Data shown:
=======
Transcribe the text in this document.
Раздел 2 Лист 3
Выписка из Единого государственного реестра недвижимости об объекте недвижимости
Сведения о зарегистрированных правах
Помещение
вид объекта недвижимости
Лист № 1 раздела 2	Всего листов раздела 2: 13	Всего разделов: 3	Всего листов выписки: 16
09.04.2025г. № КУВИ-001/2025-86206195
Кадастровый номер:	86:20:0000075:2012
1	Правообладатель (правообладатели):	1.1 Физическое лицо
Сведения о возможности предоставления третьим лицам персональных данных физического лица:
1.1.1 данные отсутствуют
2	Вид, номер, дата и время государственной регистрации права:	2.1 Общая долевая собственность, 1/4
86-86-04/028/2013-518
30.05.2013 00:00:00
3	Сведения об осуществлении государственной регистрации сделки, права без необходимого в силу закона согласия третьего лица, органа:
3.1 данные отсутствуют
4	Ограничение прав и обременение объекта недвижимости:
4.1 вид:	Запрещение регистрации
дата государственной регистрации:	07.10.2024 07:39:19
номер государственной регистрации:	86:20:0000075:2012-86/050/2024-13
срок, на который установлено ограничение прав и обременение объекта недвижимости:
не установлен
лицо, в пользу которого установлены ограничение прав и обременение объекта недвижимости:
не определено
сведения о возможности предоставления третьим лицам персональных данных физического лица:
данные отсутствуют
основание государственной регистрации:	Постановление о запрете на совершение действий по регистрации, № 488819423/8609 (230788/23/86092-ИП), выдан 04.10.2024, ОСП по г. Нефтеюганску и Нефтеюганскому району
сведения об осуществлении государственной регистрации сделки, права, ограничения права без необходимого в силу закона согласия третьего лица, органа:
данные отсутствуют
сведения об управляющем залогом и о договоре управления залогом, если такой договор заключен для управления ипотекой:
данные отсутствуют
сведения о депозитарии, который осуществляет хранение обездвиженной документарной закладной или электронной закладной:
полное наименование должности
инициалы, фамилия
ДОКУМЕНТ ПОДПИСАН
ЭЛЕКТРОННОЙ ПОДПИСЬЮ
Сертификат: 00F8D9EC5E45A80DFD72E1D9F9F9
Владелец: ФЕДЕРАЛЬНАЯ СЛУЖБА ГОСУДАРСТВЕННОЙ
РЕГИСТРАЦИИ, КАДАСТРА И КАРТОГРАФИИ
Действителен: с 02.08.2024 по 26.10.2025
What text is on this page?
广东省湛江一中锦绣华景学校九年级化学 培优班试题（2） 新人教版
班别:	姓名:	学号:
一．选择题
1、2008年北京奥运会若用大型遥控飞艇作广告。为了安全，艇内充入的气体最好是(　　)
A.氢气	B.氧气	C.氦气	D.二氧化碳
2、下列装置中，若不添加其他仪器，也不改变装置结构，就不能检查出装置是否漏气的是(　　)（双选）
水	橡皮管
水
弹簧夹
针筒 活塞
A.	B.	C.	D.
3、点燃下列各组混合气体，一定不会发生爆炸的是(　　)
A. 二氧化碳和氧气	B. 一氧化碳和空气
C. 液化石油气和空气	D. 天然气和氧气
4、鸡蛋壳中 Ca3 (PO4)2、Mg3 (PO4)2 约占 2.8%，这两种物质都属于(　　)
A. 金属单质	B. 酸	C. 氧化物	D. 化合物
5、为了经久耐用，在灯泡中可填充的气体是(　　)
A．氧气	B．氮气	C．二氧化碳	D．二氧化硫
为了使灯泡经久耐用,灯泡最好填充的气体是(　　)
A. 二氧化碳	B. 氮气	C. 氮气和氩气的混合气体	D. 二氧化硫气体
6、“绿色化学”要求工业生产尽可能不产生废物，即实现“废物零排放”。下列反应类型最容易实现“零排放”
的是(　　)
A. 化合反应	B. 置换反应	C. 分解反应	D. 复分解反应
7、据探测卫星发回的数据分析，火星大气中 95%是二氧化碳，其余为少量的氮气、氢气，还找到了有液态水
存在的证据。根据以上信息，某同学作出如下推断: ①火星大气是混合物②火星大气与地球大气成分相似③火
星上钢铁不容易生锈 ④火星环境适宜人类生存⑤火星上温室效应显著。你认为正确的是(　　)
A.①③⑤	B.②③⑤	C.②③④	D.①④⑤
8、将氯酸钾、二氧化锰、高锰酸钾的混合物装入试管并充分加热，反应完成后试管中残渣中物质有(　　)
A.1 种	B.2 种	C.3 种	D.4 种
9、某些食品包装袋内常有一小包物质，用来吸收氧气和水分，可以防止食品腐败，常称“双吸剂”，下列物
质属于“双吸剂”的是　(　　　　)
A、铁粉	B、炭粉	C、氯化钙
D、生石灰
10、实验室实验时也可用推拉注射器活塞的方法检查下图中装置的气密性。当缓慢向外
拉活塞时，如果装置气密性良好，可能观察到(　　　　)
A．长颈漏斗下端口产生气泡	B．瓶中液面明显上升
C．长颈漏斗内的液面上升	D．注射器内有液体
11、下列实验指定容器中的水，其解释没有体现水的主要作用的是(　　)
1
=======
Objective: Gather each line in these records that contains the string "Лист".

Task solution:
Раздел 2 Лист 3
Лист № 1 раздела 2	Всего листов раздела 2: 13	Всего разделов: 3	Всего листов выписки: 16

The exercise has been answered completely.